** START **

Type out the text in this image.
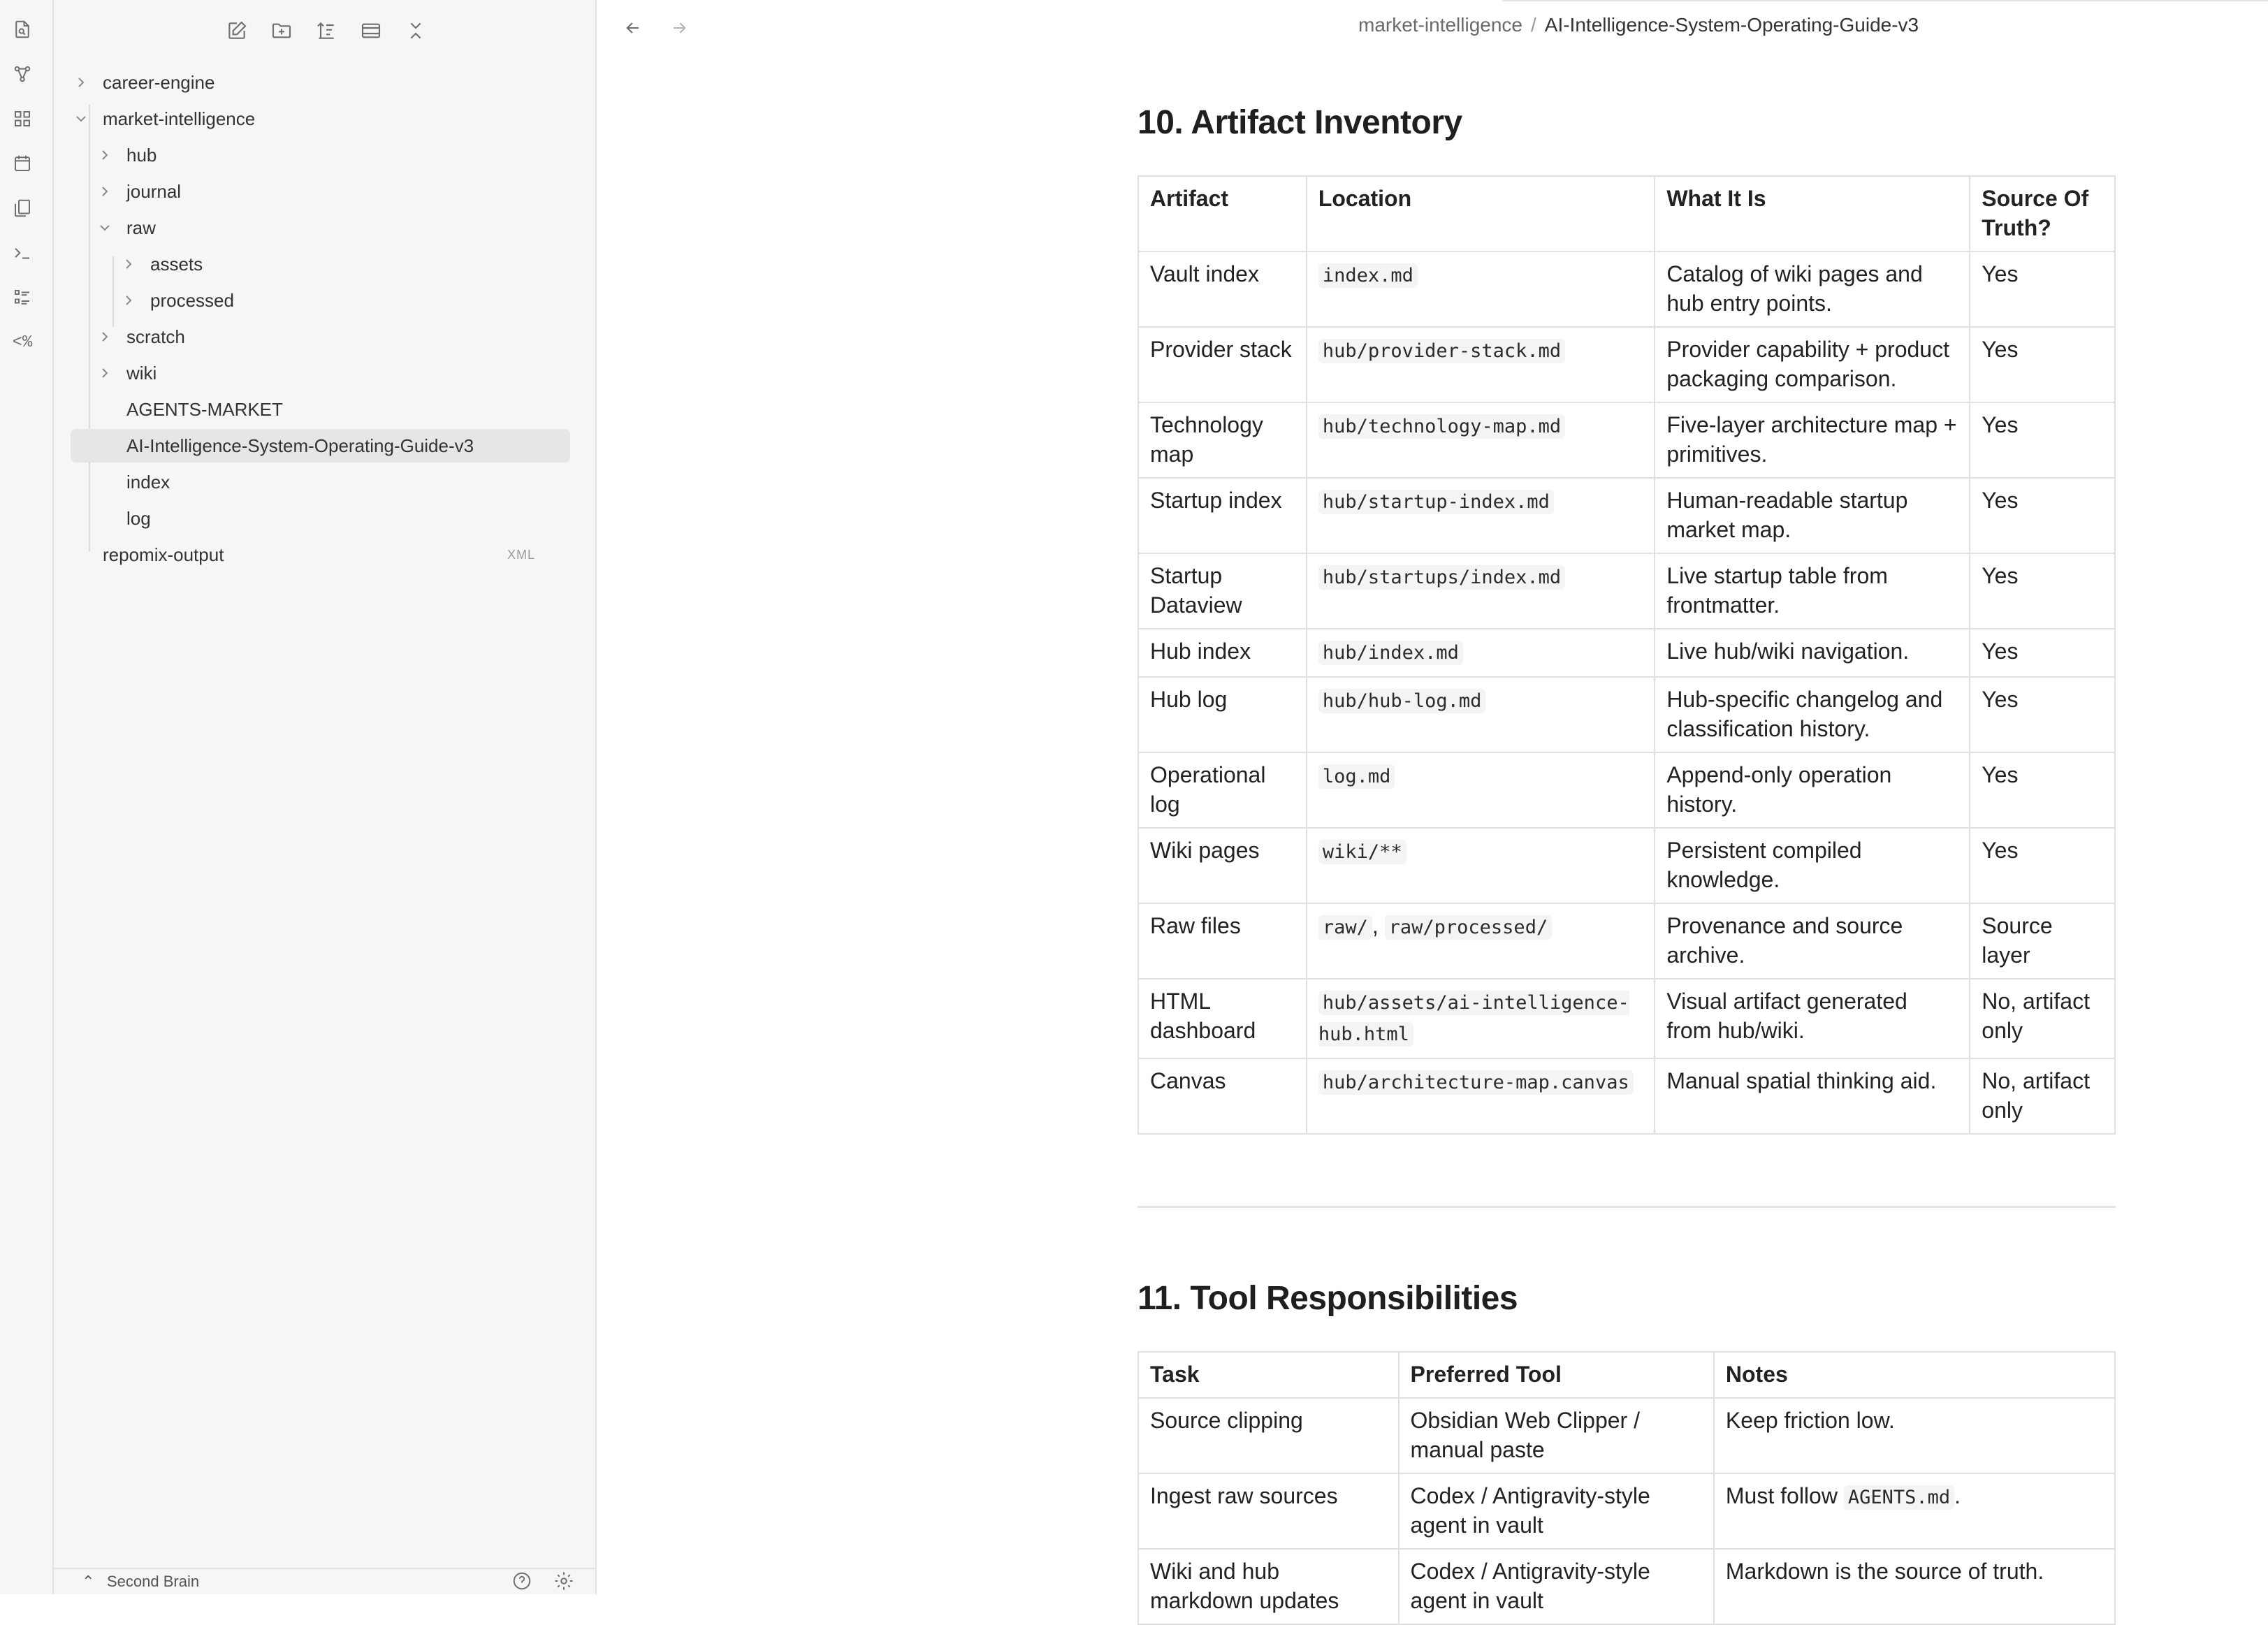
<%
career-engine
market-intelligence
hub
journal
raw
assets
processed
scratch
wiki
AGENTS-MARKET
AI-Intelligence-System-Operating-Guide-v3
index
log
repomix-output	XML
⌃ Second Brain
market-intelligence / AI-Intelligence-System-Operating-Guide-v3
10. Artifact Inventory
Artifact	Location	What It Is	Source Of Truth?
Vault index	index.md	Catalog of wiki pages and hub entry points.	Yes
Provider stack	hub/provider-stack.md	Provider capability + product packaging comparison.	Yes
Technology map	hub/technology-map.md	Five-layer architecture map + primitives.	Yes
Startup index	hub/startup-index.md	Human-readable startup market map.	Yes
Startup Dataview	hub/startups/index.md	Live startup table from frontmatter.	Yes
Hub index	hub/index.md	Live hub/wiki navigation.	Yes
Hub log	hub/hub-log.md	Hub-specific changelog and classification history.	Yes
Operational log	log.md	Append-only operation history.	Yes
Wiki pages	wiki/**	Persistent compiled knowledge.	Yes
Raw files	raw/ , raw/processed/	Provenance and source archive.	Source layer
HTML dashboard	hub/assets/ai-intelligence-hub.html	Visual artifact generated from hub/wiki.	No, artifact only
Canvas	hub/architecture-map.canvas	Manual spatial thinking aid.	No, artifact only
11. Tool Responsibilities
Task	Preferred Tool	Notes
Source clipping	Obsidian Web Clipper / manual paste	Keep friction low.
Ingest raw sources	Codex / Antigravity-style agent in vault	Must follow AGENTS.md .
Wiki and hub markdown updates	Codex / Antigravity-style agent in vault	Markdown is the source of truth.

** END **

* _What to do_:
Print out every entry above without changing a word, and leave out the pictures.

* _Answer below_:
Type out the text in this image.
<%
career-engine
market-intelligence
hub
journal
raw
assets
processed
scratch
wiki
AGENTS-MARKET
AI-Intelligence-System-Operating-Guide-v3
index
log
repomix-output	XML
⌃ Second Brain
market-intelligence / AI-Intelligence-System-Operating-Guide-v3
10. Artifact Inventory
Artifact	Location	What It Is	Source Of Truth?
Vault index	index.md	Catalog of wiki pages and hub entry points.	Yes
Provider stack	hub/provider-stack.md	Provider capability + product packaging comparison.	Yes
Technology map	hub/technology-map.md	Five-layer architecture map + primitives.	Yes
Startup index	hub/startup-index.md	Human-readable startup market map.	Yes
Startup Dataview	hub/startups/index.md	Live startup table from frontmatter.	Yes
Hub index	hub/index.md	Live hub/wiki navigation.	Yes
Hub log	hub/hub-log.md	Hub-specific changelog and classification history.	Yes
Operational log	log.md	Append-only operation history.	Yes
Wiki pages	wiki/**	Persistent compiled knowledge.	Yes
Raw files	raw/ , raw/processed/	Provenance and source archive.	Source layer
HTML dashboard	hub/assets/ai-intelligence-hub.html	Visual artifact generated from hub/wiki.	No, artifact only
Canvas	hub/architecture-map.canvas	Manual spatial thinking aid.	No, artifact only
11. Tool Responsibilities
Task	Preferred Tool	Notes
Source clipping	Obsidian Web Clipper / manual paste	Keep friction low.
Ingest raw sources	Codex / Antigravity-style agent in vault	Must follow AGENTS.md .
Wiki and hub markdown updates	Codex / Antigravity-style agent in vault	Markdown is the source of truth.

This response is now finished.